>> START
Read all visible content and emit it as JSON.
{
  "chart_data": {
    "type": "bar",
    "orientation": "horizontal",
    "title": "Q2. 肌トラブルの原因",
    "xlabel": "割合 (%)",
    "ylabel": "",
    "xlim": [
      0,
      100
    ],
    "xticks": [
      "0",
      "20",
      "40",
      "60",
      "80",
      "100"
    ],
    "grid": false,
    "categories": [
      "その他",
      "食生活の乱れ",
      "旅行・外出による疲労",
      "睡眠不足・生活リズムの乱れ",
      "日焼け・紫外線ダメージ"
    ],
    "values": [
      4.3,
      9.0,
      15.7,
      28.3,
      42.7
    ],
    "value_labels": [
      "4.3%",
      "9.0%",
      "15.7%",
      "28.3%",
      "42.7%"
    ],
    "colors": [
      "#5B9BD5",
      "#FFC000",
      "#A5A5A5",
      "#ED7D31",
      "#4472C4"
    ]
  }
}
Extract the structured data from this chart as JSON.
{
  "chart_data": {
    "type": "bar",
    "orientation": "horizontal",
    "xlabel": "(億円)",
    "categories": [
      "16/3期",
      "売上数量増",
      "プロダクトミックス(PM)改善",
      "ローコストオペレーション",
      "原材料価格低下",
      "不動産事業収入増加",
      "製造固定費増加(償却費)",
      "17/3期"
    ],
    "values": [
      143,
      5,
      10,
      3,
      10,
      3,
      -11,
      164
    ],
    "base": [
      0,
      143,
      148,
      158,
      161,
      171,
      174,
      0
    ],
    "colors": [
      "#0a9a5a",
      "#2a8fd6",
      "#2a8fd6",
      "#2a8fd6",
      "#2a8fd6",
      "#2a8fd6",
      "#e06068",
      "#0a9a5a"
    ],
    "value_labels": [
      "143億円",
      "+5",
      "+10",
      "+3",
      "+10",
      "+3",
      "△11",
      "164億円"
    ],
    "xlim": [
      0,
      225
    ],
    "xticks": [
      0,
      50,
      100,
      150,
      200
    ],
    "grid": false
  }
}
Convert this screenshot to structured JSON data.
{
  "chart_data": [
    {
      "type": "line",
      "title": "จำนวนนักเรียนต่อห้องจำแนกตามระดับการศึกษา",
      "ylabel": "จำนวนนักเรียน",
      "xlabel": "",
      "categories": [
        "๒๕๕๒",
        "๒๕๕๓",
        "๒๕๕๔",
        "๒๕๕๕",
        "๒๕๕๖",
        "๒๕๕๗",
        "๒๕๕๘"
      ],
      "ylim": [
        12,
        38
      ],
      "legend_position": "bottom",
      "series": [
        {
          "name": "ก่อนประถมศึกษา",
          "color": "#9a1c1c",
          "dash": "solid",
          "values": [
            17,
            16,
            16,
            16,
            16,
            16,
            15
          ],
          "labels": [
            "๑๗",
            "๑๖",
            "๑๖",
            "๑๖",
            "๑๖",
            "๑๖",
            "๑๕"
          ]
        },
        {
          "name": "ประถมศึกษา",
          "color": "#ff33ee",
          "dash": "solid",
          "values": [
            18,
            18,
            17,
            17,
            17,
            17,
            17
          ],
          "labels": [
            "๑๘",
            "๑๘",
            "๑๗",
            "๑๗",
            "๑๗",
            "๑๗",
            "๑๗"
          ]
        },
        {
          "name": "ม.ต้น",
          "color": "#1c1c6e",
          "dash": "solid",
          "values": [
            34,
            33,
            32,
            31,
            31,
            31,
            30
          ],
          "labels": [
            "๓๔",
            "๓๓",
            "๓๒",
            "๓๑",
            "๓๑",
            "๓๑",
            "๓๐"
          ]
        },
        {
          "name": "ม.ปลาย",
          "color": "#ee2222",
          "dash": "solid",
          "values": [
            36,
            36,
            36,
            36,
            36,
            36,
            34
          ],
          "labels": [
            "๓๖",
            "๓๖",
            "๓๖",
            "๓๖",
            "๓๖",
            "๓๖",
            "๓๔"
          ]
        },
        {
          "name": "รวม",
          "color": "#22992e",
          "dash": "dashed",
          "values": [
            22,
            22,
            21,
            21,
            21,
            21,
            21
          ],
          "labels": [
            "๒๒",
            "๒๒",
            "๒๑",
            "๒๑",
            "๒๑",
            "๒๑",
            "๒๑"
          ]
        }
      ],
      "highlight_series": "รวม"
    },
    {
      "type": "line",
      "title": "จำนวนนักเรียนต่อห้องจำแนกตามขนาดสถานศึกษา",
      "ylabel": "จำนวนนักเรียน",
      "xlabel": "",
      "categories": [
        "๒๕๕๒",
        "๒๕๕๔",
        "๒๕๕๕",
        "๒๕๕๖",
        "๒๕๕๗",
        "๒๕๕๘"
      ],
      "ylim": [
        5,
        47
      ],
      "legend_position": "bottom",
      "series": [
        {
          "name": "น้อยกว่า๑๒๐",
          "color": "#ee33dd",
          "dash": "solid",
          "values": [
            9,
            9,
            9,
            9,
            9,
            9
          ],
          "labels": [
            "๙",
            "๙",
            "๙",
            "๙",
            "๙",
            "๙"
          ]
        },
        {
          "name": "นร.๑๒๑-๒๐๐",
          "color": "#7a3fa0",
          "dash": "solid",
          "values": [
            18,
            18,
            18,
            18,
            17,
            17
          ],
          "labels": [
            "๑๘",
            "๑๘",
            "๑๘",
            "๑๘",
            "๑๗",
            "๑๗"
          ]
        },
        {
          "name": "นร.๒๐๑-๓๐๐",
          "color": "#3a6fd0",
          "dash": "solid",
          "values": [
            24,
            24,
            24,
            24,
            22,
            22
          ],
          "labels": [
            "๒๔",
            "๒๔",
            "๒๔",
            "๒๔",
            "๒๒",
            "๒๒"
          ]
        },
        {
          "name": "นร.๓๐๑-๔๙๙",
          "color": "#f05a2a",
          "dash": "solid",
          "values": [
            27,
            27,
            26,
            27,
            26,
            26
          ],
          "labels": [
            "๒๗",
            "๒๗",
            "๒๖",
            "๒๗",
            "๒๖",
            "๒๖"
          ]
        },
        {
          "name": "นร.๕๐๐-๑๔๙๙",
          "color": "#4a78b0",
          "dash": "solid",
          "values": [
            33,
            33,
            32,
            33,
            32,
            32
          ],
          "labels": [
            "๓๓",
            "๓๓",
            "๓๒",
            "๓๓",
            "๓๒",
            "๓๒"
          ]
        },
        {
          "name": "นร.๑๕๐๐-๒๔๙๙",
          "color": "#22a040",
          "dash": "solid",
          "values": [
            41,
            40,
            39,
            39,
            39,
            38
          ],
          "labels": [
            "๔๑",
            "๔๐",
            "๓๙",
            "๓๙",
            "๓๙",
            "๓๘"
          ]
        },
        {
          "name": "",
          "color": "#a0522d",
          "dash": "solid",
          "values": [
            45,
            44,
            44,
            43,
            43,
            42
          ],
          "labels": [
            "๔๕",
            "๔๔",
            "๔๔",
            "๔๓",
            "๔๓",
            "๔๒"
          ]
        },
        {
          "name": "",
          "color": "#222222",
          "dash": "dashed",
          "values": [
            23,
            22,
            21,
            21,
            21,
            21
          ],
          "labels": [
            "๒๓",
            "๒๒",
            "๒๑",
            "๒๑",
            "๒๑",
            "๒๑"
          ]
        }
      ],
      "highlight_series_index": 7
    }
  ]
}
>> END
Every record should be given again exactly.

Read all visible content and emit it as JSON.
{
  "chart_data": {
    "type": "bar",
    "orientation": "horizontal",
    "title": "Q2. 肌トラブルの原因",
    "xlabel": "割合 (%)",
    "ylabel": "",
    "xlim": [
      0,
      100
    ],
    "xticks": [
      "0",
      "20",
      "40",
      "60",
      "80",
      "100"
    ],
    "grid": false,
    "categories": [
      "その他",
      "食生活の乱れ",
      "旅行・外出による疲労",
      "睡眠不足・生活リズムの乱れ",
      "日焼け・紫外線ダメージ"
    ],
    "values": [
      4.3,
      9.0,
      15.7,
      28.3,
      42.7
    ],
    "value_labels": [
      "4.3%",
      "9.0%",
      "15.7%",
      "28.3%",
      "42.7%"
    ],
    "colors": [
      "#5B9BD5",
      "#FFC000",
      "#A5A5A5",
      "#ED7D31",
      "#4472C4"
    ]
  }
}
Extract the structured data from this chart as JSON.
{
  "chart_data": {
    "type": "bar",
    "orientation": "horizontal",
    "xlabel": "(億円)",
    "categories": [
      "16/3期",
      "売上数量増",
      "プロダクトミックス(PM)改善",
      "ローコストオペレーション",
      "原材料価格低下",
      "不動産事業収入増加",
      "製造固定費増加(償却費)",
      "17/3期"
    ],
    "values": [
      143,
      5,
      10,
      3,
      10,
      3,
      -11,
      164
    ],
    "base": [
      0,
      143,
      148,
      158,
      161,
      171,
      174,
      0
    ],
    "colors": [
      "#0a9a5a",
      "#2a8fd6",
      "#2a8fd6",
      "#2a8fd6",
      "#2a8fd6",
      "#2a8fd6",
      "#e06068",
      "#0a9a5a"
    ],
    "value_labels": [
      "143億円",
      "+5",
      "+10",
      "+3",
      "+10",
      "+3",
      "△11",
      "164億円"
    ],
    "xlim": [
      0,
      225
    ],
    "xticks": [
      0,
      50,
      100,
      150,
      200
    ],
    "grid": false
  }
}
Convert this screenshot to structured JSON data.
{
  "chart_data": [
    {
      "type": "line",
      "title": "จำนวนนักเรียนต่อห้องจำแนกตามระดับการศึกษา",
      "ylabel": "จำนวนนักเรียน",
      "xlabel": "",
      "categories": [
        "๒๕๕๒",
        "๒๕๕๓",
        "๒๕๕๔",
        "๒๕๕๕",
        "๒๕๕๖",
        "๒๕๕๗",
        "๒๕๕๘"
      ],
      "ylim": [
        12,
        38
      ],
      "legend_position": "bottom",
      "series": [
        {
          "name": "ก่อนประถมศึกษา",
          "color": "#9a1c1c",
          "dash": "solid",
          "values": [
            17,
            16,
            16,
            16,
            16,
            16,
            15
          ],
          "labels": [
            "๑๗",
            "๑๖",
            "๑๖",
            "๑๖",
            "๑๖",
            "๑๖",
            "๑๕"
          ]
        },
        {
          "name": "ประถมศึกษา",
          "color": "#ff33ee",
          "dash": "solid",
          "values": [
            18,
            18,
            17,
            17,
            17,
            17,
            17
          ],
          "labels": [
            "๑๘",
            "๑๘",
            "๑๗",
            "๑๗",
            "๑๗",
            "๑๗",
            "๑๗"
          ]
        },
        {
          "name": "ม.ต้น",
          "color": "#1c1c6e",
          "dash": "solid",
          "values": [
            34,
            33,
            32,
            31,
            31,
            31,
            30
          ],
          "labels": [
            "๓๔",
            "๓๓",
            "๓๒",
            "๓๑",
            "๓๑",
            "๓๑",
            "๓๐"
          ]
        },
        {
          "name": "ม.ปลาย",
          "color": "#ee2222",
          "dash": "solid",
          "values": [
            36,
            36,
            36,
            36,
            36,
            36,
            34
          ],
          "labels": [
            "๓๖",
            "๓๖",
            "๓๖",
            "๓๖",
            "๓๖",
            "๓๖",
            "๓๔"
          ]
        },
        {
          "name": "รวม",
          "color": "#22992e",
          "dash": "dashed",
          "values": [
            22,
            22,
            21,
            21,
            21,
            21,
            21
          ],
          "labels": [
            "๒๒",
            "๒๒",
            "๒๑",
            "๒๑",
            "๒๑",
            "๒๑",
            "๒๑"
          ]
        }
      ],
      "highlight_series": "รวม"
    },
    {
      "type": "line",
      "title": "จำนวนนักเรียนต่อห้องจำแนกตามขนาดสถานศึกษา",
      "ylabel": "จำนวนนักเรียน",
      "xlabel": "",
      "categories": [
        "๒๕๕๒",
        "๒๕๕๔",
        "๒๕๕๕",
        "๒๕๕๖",
        "๒๕๕๗",
        "๒๕๕๘"
      ],
      "ylim": [
        5,
        47
      ],
      "legend_position": "bottom",
      "series": [
        {
          "name": "น้อยกว่า๑๒๐",
          "color": "#ee33dd",
          "dash": "solid",
          "values": [
            9,
            9,
            9,
            9,
            9,
            9
          ],
          "labels": [
            "๙",
            "๙",
            "๙",
            "๙",
            "๙",
            "๙"
          ]
        },
        {
          "name": "นร.๑๒๑-๒๐๐",
          "color": "#7a3fa0",
          "dash": "solid",
          "values": [
            18,
            18,
            18,
            18,
            17,
            17
          ],
          "labels": [
            "๑๘",
            "๑๘",
            "๑๘",
            "๑๘",
            "๑๗",
            "๑๗"
          ]
        },
        {
          "name": "นร.๒๐๑-๓๐๐",
          "color": "#3a6fd0",
          "dash": "solid",
          "values": [
            24,
            24,
            24,
            24,
            22,
            22
          ],
          "labels": [
            "๒๔",
            "๒๔",
            "๒๔",
            "๒๔",
            "๒๒",
            "๒๒"
          ]
        },
        {
          "name": "นร.๓๐๑-๔๙๙",
          "color": "#f05a2a",
          "dash": "solid",
          "values": [
            27,
            27,
            26,
            27,
            26,
            26
          ],
          "labels": [
            "๒๗",
            "๒๗",
            "๒๖",
            "๒๗",
            "๒๖",
            "๒๖"
          ]
        },
        {
          "name": "นร.๕๐๐-๑๔๙๙",
          "color": "#4a78b0",
          "dash": "solid",
          "values": [
            33,
            33,
            32,
            33,
            32,
            32
          ],
          "labels": [
            "๓๓",
            "๓๓",
            "๓๒",
            "๓๓",
            "๓๒",
            "๓๒"
          ]
        },
        {
          "name": "นร.๑๕๐๐-๒๔๙๙",
          "color": "#22a040",
          "dash": "solid",
          "values": [
            41,
            40,
            39,
            39,
            39,
            38
          ],
          "labels": [
            "๔๑",
            "๔๐",
            "๓๙",
            "๓๙",
            "๓๙",
            "๓๘"
          ]
        },
        {
          "name": "",
          "color": "#a0522d",
          "dash": "solid",
          "values": [
            45,
            44,
            44,
            43,
            43,
            42
          ],
          "labels": [
            "๔๕",
            "๔๔",
            "๔๔",
            "๔๓",
            "๔๓",
            "๔๒"
          ]
        },
        {
          "name": "",
          "color": "#222222",
          "dash": "dashed",
          "values": [
            23,
            22,
            21,
            21,
            21,
            21
          ],
          "labels": [
            "๒๓",
            "๒๒",
            "๒๑",
            "๒๑",
            "๒๑",
            "๒๑"
          ]
        }
      ],
      "highlight_series_index": 7
    }
  ]
}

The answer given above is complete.